DO THIS - Could you copy out every one of the lines below word for word?
====== DATA SUPPLIED ======
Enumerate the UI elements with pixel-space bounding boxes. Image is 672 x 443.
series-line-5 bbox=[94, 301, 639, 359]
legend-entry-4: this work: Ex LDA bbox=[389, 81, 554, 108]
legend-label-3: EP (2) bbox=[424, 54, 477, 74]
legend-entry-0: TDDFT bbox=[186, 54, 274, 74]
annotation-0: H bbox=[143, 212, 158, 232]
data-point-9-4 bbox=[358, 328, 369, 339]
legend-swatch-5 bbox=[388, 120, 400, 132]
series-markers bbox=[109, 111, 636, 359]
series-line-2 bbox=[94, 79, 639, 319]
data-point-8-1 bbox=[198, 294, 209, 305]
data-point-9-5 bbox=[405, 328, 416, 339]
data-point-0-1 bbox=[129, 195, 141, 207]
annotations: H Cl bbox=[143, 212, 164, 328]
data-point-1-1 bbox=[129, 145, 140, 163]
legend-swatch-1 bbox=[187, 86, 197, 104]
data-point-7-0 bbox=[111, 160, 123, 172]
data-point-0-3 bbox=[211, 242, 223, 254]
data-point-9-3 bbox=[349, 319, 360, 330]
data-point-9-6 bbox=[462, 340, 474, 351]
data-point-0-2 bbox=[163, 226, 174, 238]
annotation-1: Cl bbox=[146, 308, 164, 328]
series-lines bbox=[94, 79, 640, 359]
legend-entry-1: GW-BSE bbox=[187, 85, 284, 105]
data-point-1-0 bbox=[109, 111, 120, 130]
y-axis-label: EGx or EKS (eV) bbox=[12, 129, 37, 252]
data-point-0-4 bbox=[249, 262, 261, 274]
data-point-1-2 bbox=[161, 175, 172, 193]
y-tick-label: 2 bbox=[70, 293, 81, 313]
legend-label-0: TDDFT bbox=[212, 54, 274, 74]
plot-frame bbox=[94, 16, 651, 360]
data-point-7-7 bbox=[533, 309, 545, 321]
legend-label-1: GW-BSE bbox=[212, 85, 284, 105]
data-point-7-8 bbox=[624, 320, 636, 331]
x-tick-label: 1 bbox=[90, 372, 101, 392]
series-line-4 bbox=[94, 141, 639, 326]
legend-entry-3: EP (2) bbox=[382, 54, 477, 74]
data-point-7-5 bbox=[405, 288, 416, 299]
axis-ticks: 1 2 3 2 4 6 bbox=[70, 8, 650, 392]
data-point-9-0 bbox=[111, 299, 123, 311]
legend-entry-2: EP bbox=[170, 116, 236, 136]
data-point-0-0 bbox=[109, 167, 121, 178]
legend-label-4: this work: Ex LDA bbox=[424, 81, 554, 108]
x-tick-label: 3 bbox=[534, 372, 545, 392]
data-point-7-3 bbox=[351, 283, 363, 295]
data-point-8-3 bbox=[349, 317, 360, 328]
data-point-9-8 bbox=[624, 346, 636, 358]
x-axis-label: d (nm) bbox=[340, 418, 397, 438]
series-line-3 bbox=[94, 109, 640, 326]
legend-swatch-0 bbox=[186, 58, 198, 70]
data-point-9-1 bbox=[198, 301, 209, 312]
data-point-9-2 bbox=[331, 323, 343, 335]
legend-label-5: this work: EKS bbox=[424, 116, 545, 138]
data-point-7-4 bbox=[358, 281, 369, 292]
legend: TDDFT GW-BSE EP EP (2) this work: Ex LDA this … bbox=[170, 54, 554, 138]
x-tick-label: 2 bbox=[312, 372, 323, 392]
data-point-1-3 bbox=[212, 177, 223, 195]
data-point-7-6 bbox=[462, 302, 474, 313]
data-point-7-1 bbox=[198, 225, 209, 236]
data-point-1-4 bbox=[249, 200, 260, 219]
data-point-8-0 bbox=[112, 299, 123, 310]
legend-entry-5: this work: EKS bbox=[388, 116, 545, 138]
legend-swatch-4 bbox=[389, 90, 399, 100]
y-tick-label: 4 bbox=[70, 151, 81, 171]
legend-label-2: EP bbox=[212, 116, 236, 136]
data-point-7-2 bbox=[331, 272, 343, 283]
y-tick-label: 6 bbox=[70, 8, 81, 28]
======
ANSWER TO THE TASK -
Enumerate the UI elements with pixel-space bounding boxes. Image is 672 x 443.
series-line-5 bbox=[94, 301, 639, 359]
legend-entry-4: this work: Ex LDA bbox=[389, 81, 554, 108]
legend-label-3: EP (2) bbox=[424, 54, 477, 74]
legend-entry-0: TDDFT bbox=[186, 54, 274, 74]
annotation-0: H bbox=[143, 212, 158, 232]
data-point-9-4 bbox=[358, 328, 369, 339]
legend-swatch-5 bbox=[388, 120, 400, 132]
series-markers bbox=[109, 111, 636, 359]
series-line-2 bbox=[94, 79, 639, 319]
data-point-8-1 bbox=[198, 294, 209, 305]
data-point-9-5 bbox=[405, 328, 416, 339]
data-point-0-1 bbox=[129, 195, 141, 207]
annotations: H Cl bbox=[143, 212, 164, 328]
data-point-1-1 bbox=[129, 145, 140, 163]
legend-swatch-1 bbox=[187, 86, 197, 104]
data-point-7-0 bbox=[111, 160, 123, 172]
data-point-0-3 bbox=[211, 242, 223, 254]
data-point-9-3 bbox=[349, 319, 360, 330]
data-point-9-6 bbox=[462, 340, 474, 351]
data-point-0-2 bbox=[163, 226, 174, 238]
annotation-1: Cl bbox=[146, 308, 164, 328]
series-lines bbox=[94, 79, 640, 359]
legend-entry-1: GW-BSE bbox=[187, 85, 284, 105]
data-point-1-0 bbox=[109, 111, 120, 130]
y-axis-label: EGx or EKS (eV) bbox=[12, 129, 37, 252]
data-point-0-4 bbox=[249, 262, 261, 274]
data-point-1-2 bbox=[161, 175, 172, 193]
y-tick-label: 2 bbox=[70, 293, 81, 313]
legend-label-0: TDDFT bbox=[212, 54, 274, 74]
plot-frame bbox=[94, 16, 651, 360]
data-point-7-7 bbox=[533, 309, 545, 321]
legend-label-1: GW-BSE bbox=[212, 85, 284, 105]
data-point-7-8 bbox=[624, 320, 636, 331]
x-tick-label: 1 bbox=[90, 372, 101, 392]
series-line-4 bbox=[94, 141, 639, 326]
legend-entry-3: EP (2) bbox=[382, 54, 477, 74]
data-point-7-5 bbox=[405, 288, 416, 299]
axis-ticks: 1 2 3 2 4 6 bbox=[70, 8, 650, 392]
data-point-9-0 bbox=[111, 299, 123, 311]
legend-entry-2: EP bbox=[170, 116, 236, 136]
data-point-0-0 bbox=[109, 167, 121, 178]
legend-label-4: this work: Ex LDA bbox=[424, 81, 554, 108]
x-tick-label: 3 bbox=[534, 372, 545, 392]
data-point-7-3 bbox=[351, 283, 363, 295]
data-point-8-3 bbox=[349, 317, 360, 328]
data-point-9-8 bbox=[624, 346, 636, 358]
x-axis-label: d (nm) bbox=[340, 418, 397, 438]
series-line-3 bbox=[94, 109, 640, 326]
legend-swatch-0 bbox=[186, 58, 198, 70]
data-point-9-1 bbox=[198, 301, 209, 312]
data-point-9-2 bbox=[331, 323, 343, 335]
legend-label-5: this work: EKS bbox=[424, 116, 545, 138]
data-point-7-4 bbox=[358, 281, 369, 292]
legend: TDDFT GW-BSE EP EP (2) this work: Ex LDA this … bbox=[170, 54, 554, 138]
x-tick-label: 2 bbox=[312, 372, 323, 392]
data-point-1-3 bbox=[212, 177, 223, 195]
data-point-7-6 bbox=[462, 302, 474, 313]
data-point-7-1 bbox=[198, 225, 209, 236]
data-point-1-4 bbox=[249, 200, 260, 219]
data-point-8-0 bbox=[112, 299, 123, 310]
legend-entry-5: this work: EKS bbox=[388, 116, 545, 138]
legend-swatch-4 bbox=[389, 90, 399, 100]
y-tick-label: 4 bbox=[70, 151, 81, 171]
legend-label-2: EP bbox=[212, 116, 236, 136]
data-point-7-2 bbox=[331, 272, 343, 283]
y-tick-label: 6 bbox=[70, 8, 81, 28]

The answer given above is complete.